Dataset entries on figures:
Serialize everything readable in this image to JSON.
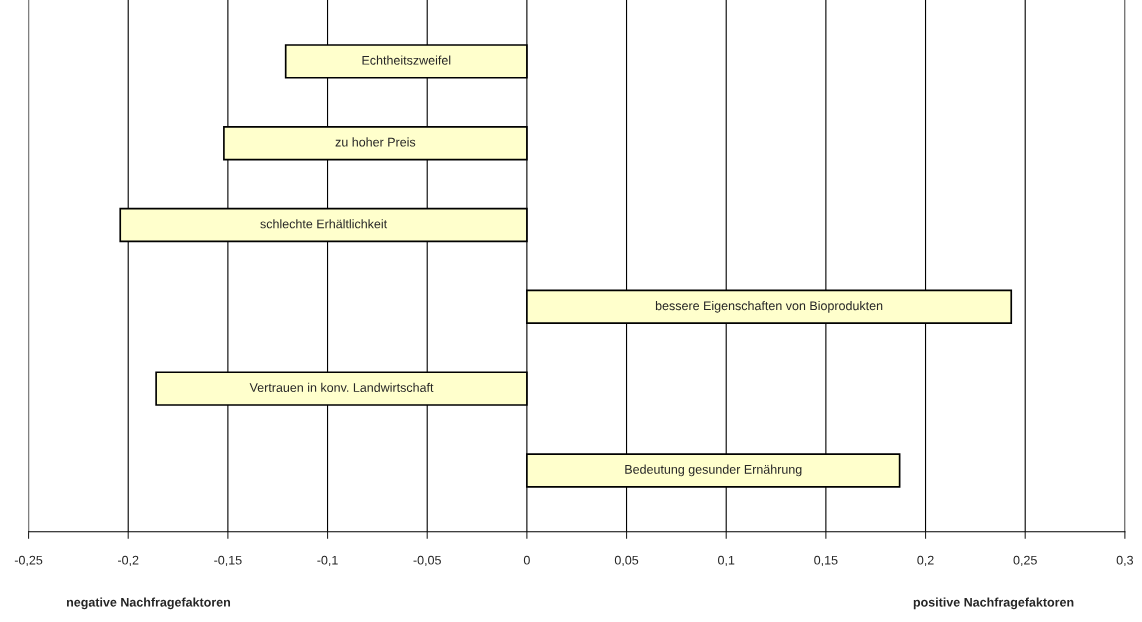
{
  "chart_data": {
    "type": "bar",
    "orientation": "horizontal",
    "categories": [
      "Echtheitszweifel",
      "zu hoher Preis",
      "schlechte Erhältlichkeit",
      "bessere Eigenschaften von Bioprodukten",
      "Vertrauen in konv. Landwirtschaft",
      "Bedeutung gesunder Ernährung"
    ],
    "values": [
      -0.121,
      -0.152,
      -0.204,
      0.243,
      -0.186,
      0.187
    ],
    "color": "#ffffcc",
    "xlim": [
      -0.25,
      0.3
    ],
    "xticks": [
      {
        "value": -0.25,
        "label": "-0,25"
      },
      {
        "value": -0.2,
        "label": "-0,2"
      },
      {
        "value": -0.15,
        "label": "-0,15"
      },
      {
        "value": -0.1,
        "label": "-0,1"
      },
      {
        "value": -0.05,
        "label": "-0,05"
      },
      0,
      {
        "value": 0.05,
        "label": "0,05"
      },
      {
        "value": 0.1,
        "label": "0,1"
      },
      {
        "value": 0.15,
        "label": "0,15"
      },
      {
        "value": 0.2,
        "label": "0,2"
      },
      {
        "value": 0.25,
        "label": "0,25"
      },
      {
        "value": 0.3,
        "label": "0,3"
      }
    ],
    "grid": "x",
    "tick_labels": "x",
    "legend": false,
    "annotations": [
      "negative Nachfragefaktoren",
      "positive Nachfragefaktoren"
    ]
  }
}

Prompt:
Copy each line of the listing in which the word "Nachfragefaktoren" can be found.

Task answer:
      "negative Nachfragefaktoren",
      "positive Nachfragefaktoren"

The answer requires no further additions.